Гравитация и счастье

 

(Гипотеза об их единстве в Природе)

 

В книге автора «Москва – старинный город» (1996) изложена гипо­­теза о единстве гравитации (неживая природа) и счастья (жи­вая, человек). И приведены представленные ни­же график и текст.

      Из графика и написанного тогда текста видно, что автор счи­тает гравитацию не чем-то отдельным, а – результатом взаи­мо­действия двух независимых сил (подобно счастью, рассматрива­емому через разницу на­полняю­щих нашу жизнь двух настроений – любви и ненависти).

      Любовь – это проявление женского начала в живой природе,  в не­жи­вой ей соответствуют, согласно мнению автора, сильные вну­три­ядерные взаи­мо­действия. Ненависть – это мужское начало, соответствие которому – слабые внутриядерные взаимодействия.

      Характер проявления сильных и слабых внутриядерных взаи­мо­дей­ствий изучен (за исключением приближения к «нулю», то есть полного сжатия, для слабых взаимодействий). При этом «вос­­хи­щает» то, что можно увидеть – совпадение изученных «пове­дений» сильных и слабых внутриядерных взаимодействий с проявлениями жен­ского и мужского начал в человеческой жизни.

      Спор идет только об одном: может ли Вселенная схлопнуться в точку? Для исследований этой гипотезы надо расстояние между элементарными частицами в ядре приблизить к «нулю». Для чего их надо сближать при соударениях на все меньшее рассто­я­ние, что и позволя­ет строительство все более мощных ускори­телей. При этом, как счи­тают скептики, не надо даже новых идей. Про­сто «берешь» но­вый, более мощный ускоритель и делаешь на нем все то же самое, что делали еще полвека назад физики-перво­проходцы. И получа­ешь «новые научные результаты».

      Наверное, это все же не совсем так. Хотя доля правды в этом, похоже, есть. И выражается это, в частности, в том, что если раньше на ускорителе строились десятки разных эксперименталь­ных установок, то уже на LHC их будет всего четыре. Что озна­чает: чтобы сегодня стать лидером, надо быть не только талант­ливым ученым, но и очень сильным организатором дела. И все это только для того, чтобы, например, приблизиться к «нулю»…

      При том что этого можно было бы и не делать. Так, если на­ше красивое предположение о схожести законов в живой и нежи­вой природе окажется верным – а почему бы и нет? – то вместо соз­дания нового ускорителя можно будет просто присмотреться       к тому, как стро­ятся отношения между мужчиной и женщиной.

      Исходя из наблюдаемого стремления женщин держать своих мужчин «под юбкой» (командовать ими до мелочей), что делает одних «подкаблучниками», а у других – настоящих «мужиков» – вызывает раздражение, грозящее перейти в ненависть и развод, можно утверждать: сближение до «нуля» между мужским и жен­ским – невозможно. Откуда, с учетом сказанного выше, сделаем «научный» вывод: схлопывание Вселенной в точку невозможно.

      Это не совпадает с мнением самого Эйнштейна? Но ведь он – не Бог, перед которым нам положено склонять наши головы. Да и были другие физики, которые – и без наших дока­за­тельств – были с ним тоже не согласны. Впрочем, в смиренном обращении автора к автори­тету Эйнштейна есть некий элемент лукавства…

      Пусть нас судят не люди, а – время.

ЗАПИСИ ДЛЯ ЗАДАНИЯ:

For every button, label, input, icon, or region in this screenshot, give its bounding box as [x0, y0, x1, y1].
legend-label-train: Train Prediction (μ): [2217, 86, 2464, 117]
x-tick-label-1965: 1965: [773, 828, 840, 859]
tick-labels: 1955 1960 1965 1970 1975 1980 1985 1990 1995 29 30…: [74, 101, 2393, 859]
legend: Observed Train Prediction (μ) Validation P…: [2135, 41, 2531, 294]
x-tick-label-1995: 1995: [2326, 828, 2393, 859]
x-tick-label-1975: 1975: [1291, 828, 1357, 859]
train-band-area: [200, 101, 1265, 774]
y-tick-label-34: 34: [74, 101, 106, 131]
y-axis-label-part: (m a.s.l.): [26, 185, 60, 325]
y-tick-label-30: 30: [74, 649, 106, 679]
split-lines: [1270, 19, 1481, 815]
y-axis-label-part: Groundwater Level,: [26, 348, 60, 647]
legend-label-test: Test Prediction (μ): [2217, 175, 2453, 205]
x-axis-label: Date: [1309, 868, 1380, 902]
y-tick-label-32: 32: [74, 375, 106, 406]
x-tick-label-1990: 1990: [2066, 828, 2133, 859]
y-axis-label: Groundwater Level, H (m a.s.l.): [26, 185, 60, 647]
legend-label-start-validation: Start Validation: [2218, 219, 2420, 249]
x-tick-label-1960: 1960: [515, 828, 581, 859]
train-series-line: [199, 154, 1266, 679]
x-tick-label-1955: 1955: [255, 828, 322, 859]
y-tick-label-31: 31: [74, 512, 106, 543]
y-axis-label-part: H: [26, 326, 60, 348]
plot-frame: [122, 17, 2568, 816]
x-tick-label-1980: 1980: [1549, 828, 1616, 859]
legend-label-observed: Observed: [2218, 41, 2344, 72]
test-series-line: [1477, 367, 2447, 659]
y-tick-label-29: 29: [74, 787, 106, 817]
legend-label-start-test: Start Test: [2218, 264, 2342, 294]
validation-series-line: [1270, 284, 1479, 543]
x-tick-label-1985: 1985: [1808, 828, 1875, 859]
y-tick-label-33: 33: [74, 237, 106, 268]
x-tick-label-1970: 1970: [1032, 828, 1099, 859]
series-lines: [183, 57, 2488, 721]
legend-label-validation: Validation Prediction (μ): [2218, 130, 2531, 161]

...

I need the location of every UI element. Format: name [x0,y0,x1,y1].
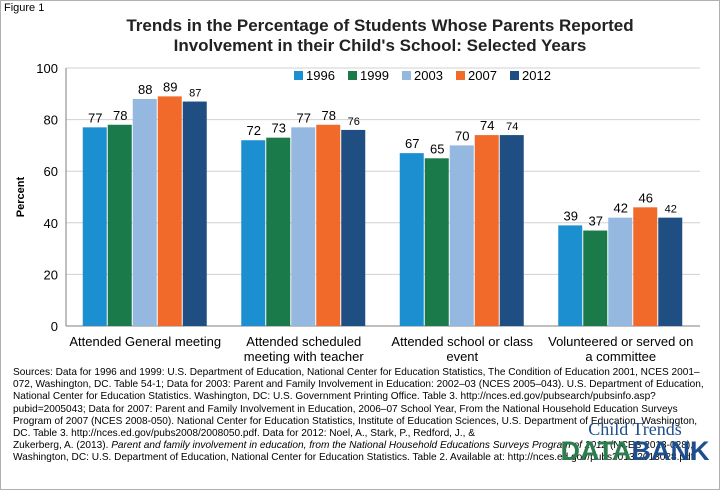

ЧТО НУЖНО СДЕЛАТЬ:
1. Выпишите из текста о гравитации и счастье все слова и выражения, которые стоят в кавычках в абзаце, начинающемся словами «Исходя из наблюдаемого стремления».
2. Замените в записях «Prediction» на «Forecast», оставив всё прочее без изменений, и приведите только участок от строки с «For every button, label, input, icon, or» до строки с «y-tick-label-34: 34: [74, 101, 106, 131]» включительно.
Текст о гравитации и счастье с записями никак не связан.

ВЫПОЛНЕННОЕ ЗАДАНИЕ:
1. «под юбкой», «подкаблучниками», «мужиков», «нулю», «научный»

2.
For every button, label, input, icon, or region in this screenshot, give its bounding box as [x0, y0, x1, y1].
legend-label-train: Train Forecast (μ): [2217, 86, 2464, 117]
x-tick-label-1965: 1965: [773, 828, 840, 859]
tick-labels: 1955 1960 1965 1970 1975 1980 1985 1990 1995 29 30…: [74, 101, 2393, 859]
legend: Observed Train Forecast (μ) Validation P…: [2135, 41, 2531, 294]
x-tick-label-1995: 1995: [2326, 828, 2393, 859]
x-tick-label-1975: 1975: [1291, 828, 1357, 859]
train-band-area: [200, 101, 1265, 774]
y-tick-label-34: 34: [74, 101, 106, 131]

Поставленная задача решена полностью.